__Task directions__
Here are some records. Copy each one exactly.

__Entries shown__

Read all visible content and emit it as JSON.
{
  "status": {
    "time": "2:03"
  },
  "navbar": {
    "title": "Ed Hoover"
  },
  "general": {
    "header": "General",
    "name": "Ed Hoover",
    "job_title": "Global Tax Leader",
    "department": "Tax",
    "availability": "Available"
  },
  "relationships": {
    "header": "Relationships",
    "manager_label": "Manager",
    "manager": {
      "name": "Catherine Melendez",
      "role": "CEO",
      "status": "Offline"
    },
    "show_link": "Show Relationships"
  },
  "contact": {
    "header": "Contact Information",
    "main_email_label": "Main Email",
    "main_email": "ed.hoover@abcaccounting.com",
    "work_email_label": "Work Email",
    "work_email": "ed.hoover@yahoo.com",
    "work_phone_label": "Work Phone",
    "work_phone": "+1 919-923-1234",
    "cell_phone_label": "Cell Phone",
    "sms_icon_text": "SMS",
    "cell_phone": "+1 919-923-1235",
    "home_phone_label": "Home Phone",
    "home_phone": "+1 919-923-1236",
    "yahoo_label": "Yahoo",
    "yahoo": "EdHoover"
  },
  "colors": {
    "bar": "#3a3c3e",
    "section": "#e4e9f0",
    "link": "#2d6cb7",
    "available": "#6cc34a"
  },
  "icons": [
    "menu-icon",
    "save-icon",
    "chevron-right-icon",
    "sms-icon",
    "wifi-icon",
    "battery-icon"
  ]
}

__Exercise response__
Read all visible content and emit it as JSON.
{
  "status": {
    "time": "2:03"
  },
  "navbar": {
    "title": "Ed Hoover"
  },
  "general": {
    "header": "General",
    "name": "Ed Hoover",
    "job_title": "Global Tax Leader",
    "department": "Tax",
    "availability": "Available"
  },
  "relationships": {
    "header": "Relationships",
    "manager_label": "Manager",
    "manager": {
      "name": "Catherine Melendez",
      "role": "CEO",
      "status": "Offline"
    },
    "show_link": "Show Relationships"
  },
  "contact": {
    "header": "Contact Information",
    "main_email_label": "Main Email",
    "main_email": "ed.hoover@abcaccounting.com",
    "work_email_label": "Work Email",
    "work_email": "ed.hoover@yahoo.com",
    "work_phone_label": "Work Phone",
    "work_phone": "+1 919-923-1234",
    "cell_phone_label": "Cell Phone",
    "sms_icon_text": "SMS",
    "cell_phone": "+1 919-923-1235",
    "home_phone_label": "Home Phone",
    "home_phone": "+1 919-923-1236",
    "yahoo_label": "Yahoo",
    "yahoo": "EdHoover"
  },
  "colors": {
    "bar": "#3a3c3e",
    "section": "#e4e9f0",
    "link": "#2d6cb7",
    "available": "#6cc34a"
  },
  "icons": [
    "menu-icon",
    "save-icon",
    "chevron-right-icon",
    "sms-icon",
    "wifi-icon",
    "battery-icon"
  ]
}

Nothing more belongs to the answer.